To be done:
Your task is to print the material below exactly as presented.

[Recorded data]
--- BEGIN ---

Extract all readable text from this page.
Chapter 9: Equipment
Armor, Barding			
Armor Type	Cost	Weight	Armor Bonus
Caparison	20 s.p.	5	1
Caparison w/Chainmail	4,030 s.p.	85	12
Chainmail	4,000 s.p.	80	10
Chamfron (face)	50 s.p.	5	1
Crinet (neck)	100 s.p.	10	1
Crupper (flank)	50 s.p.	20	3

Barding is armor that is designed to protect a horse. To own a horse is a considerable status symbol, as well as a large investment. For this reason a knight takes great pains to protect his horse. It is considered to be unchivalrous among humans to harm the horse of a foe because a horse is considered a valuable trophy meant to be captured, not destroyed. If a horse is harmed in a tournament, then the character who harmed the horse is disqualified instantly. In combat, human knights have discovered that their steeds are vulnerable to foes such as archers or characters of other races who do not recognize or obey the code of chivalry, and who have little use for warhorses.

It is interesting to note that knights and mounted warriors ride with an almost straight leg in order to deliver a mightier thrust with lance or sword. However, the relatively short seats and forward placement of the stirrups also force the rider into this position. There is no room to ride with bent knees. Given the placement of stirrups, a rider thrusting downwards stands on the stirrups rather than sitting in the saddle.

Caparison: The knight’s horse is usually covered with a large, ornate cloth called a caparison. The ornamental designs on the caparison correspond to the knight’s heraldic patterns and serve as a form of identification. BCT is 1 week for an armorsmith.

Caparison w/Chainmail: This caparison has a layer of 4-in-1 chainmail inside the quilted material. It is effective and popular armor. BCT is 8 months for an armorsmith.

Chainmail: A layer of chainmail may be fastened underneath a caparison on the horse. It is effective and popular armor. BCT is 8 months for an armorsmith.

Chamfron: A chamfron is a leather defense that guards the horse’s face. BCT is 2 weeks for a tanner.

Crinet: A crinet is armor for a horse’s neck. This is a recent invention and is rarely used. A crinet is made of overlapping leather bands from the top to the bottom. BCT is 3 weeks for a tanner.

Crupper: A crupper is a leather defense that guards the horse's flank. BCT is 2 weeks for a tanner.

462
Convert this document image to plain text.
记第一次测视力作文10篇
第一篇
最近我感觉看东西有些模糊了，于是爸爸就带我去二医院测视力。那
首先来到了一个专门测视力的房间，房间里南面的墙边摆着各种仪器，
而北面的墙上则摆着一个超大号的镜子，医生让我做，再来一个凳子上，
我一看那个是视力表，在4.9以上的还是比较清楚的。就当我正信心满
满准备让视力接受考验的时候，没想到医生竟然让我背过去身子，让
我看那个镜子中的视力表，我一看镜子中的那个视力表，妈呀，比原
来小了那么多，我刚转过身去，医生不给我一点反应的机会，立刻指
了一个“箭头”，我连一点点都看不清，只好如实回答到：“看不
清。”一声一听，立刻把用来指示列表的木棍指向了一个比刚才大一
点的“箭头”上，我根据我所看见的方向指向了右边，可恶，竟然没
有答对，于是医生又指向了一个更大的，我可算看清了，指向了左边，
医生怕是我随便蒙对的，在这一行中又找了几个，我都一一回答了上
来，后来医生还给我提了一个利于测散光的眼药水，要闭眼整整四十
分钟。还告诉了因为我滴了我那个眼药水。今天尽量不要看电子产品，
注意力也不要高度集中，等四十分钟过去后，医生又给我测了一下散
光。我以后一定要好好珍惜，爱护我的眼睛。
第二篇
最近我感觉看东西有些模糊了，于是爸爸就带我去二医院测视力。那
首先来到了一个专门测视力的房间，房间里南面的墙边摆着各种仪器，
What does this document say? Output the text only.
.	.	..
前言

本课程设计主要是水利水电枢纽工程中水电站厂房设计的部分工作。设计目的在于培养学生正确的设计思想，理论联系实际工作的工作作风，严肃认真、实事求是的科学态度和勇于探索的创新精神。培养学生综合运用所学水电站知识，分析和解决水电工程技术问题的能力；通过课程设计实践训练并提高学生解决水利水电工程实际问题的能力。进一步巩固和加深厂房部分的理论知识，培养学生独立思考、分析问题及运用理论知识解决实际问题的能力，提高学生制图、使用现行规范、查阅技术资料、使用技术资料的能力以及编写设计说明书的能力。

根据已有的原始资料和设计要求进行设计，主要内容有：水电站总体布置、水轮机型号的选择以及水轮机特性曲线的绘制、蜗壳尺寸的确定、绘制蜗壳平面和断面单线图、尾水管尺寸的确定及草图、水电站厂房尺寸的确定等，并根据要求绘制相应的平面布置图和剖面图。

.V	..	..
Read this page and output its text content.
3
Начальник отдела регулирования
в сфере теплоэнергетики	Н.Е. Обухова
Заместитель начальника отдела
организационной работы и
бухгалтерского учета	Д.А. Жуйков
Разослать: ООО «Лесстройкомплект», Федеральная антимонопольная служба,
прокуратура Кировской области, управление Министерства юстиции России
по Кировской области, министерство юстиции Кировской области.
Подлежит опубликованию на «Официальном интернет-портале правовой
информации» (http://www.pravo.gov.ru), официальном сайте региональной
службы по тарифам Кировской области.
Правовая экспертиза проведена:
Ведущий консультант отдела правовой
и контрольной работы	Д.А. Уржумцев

--- END ---

The completed task:
Extract all readable text from this page.
Chapter 9: Equipment
Armor, Barding			
Armor Type	Cost	Weight	Armor Bonus
Caparison	20 s.p.	5	1
Caparison w/Chainmail	4,030 s.p.	85	12
Chainmail	4,000 s.p.	80	10
Chamfron (face)	50 s.p.	5	1
Crinet (neck)	100 s.p.	10	1
Crupper (flank)	50 s.p.	20	3

Barding is armor that is designed to protect a horse. To own a horse is a considerable status symbol, as well as a large investment. For this reason a knight takes great pains to protect his horse. It is considered to be unchivalrous among humans to harm the horse of a foe because a horse is considered a valuable trophy meant to be captured, not destroyed. If a horse is harmed in a tournament, then the character who harmed the horse is disqualified instantly. In combat, human knights have discovered that their steeds are vulnerable to foes such as archers or characters of other races who do not recognize or obey the code of chivalry, and who have little use for warhorses.

It is interesting to note that knights and mounted warriors ride with an almost straight leg in order to deliver a mightier thrust with lance or sword. However, the relatively short seats and forward placement of the stirrups also force the rider into this position. There is no room to ride with bent knees. Given the placement of stirrups, a rider thrusting downwards stands on the stirrups rather than sitting in the saddle.

Caparison: The knight’s horse is usually covered with a large, ornate cloth called a caparison. The ornamental designs on the caparison correspond to the knight’s heraldic patterns and serve as a form of identification. BCT is 1 week for an armorsmith.

Caparison w/Chainmail: This caparison has a layer of 4-in-1 chainmail inside the quilted material. It is effective and popular armor. BCT is 8 months for an armorsmith.

Chainmail: A layer of chainmail may be fastened underneath a caparison on the horse. It is effective and popular armor. BCT is 8 months for an armorsmith.

Chamfron: A chamfron is a leather defense that guards the horse’s face. BCT is 2 weeks for a tanner.

Crinet: A crinet is armor for a horse’s neck. This is a recent invention and is rarely used. A crinet is made of overlapping leather bands from the top to the bottom. BCT is 3 weeks for a tanner.

Crupper: A crupper is a leather defense that guards the horse's flank. BCT is 2 weeks for a tanner.

462
Convert this document image to plain text.
记第一次测视力作文10篇
第一篇
最近我感觉看东西有些模糊了，于是爸爸就带我去二医院测视力。那
首先来到了一个专门测视力的房间，房间里南面的墙边摆着各种仪器，
而北面的墙上则摆着一个超大号的镜子，医生让我做，再来一个凳子上，
我一看那个是视力表，在4.9以上的还是比较清楚的。就当我正信心满
满准备让视力接受考验的时候，没想到医生竟然让我背过去身子，让
我看那个镜子中的视力表，我一看镜子中的那个视力表，妈呀，比原
来小了那么多，我刚转过身去，医生不给我一点反应的机会，立刻指
了一个“箭头”，我连一点点都看不清，只好如实回答到：“看不
清。”一声一听，立刻把用来指示列表的木棍指向了一个比刚才大一
点的“箭头”上，我根据我所看见的方向指向了右边，可恶，竟然没
有答对，于是医生又指向了一个更大的，我可算看清了，指向了左边，
医生怕是我随便蒙对的，在这一行中又找了几个，我都一一回答了上
来，后来医生还给我提了一个利于测散光的眼药水，要闭眼整整四十
分钟。还告诉了因为我滴了我那个眼药水。今天尽量不要看电子产品，
注意力也不要高度集中，等四十分钟过去后，医生又给我测了一下散
光。我以后一定要好好珍惜，爱护我的眼睛。
第二篇
最近我感觉看东西有些模糊了，于是爸爸就带我去二医院测视力。那
首先来到了一个专门测视力的房间，房间里南面的墙边摆着各种仪器，
What does this document say? Output the text only.
.	.	..
前言

本课程设计主要是水利水电枢纽工程中水电站厂房设计的部分工作。设计目的在于培养学生正确的设计思想，理论联系实际工作的工作作风，严肃认真、实事求是的科学态度和勇于探索的创新精神。培养学生综合运用所学水电站知识，分析和解决水电工程技术问题的能力；通过课程设计实践训练并提高学生解决水利水电工程实际问题的能力。进一步巩固和加深厂房部分的理论知识，培养学生独立思考、分析问题及运用理论知识解决实际问题的能力，提高学生制图、使用现行规范、查阅技术资料、使用技术资料的能力以及编写设计说明书的能力。

根据已有的原始资料和设计要求进行设计，主要内容有：水电站总体布置、水轮机型号的选择以及水轮机特性曲线的绘制、蜗壳尺寸的确定、绘制蜗壳平面和断面单线图、尾水管尺寸的确定及草图、水电站厂房尺寸的确定等，并根据要求绘制相应的平面布置图和剖面图。

.V	..	..
Read this page and output its text content.
3
Начальник отдела регулирования
в сфере теплоэнергетики	Н.Е. Обухова
Заместитель начальника отдела
организационной работы и
бухгалтерского учета	Д.А. Жуйков
Разослать: ООО «Лесстройкомплект», Федеральная антимонопольная служба,
прокуратура Кировской области, управление Министерства юстиции России
по Кировской области, министерство юстиции Кировской области.
Подлежит опубликованию на «Официальном интернет-портале правовой
информации» (http://www.pravo.gov.ru), официальном сайте региональной
службы по тарифам Кировской области.
Правовая экспертиза проведена:
Ведущий консультант отдела правовой
и контрольной работы	Д.А. Уржумцев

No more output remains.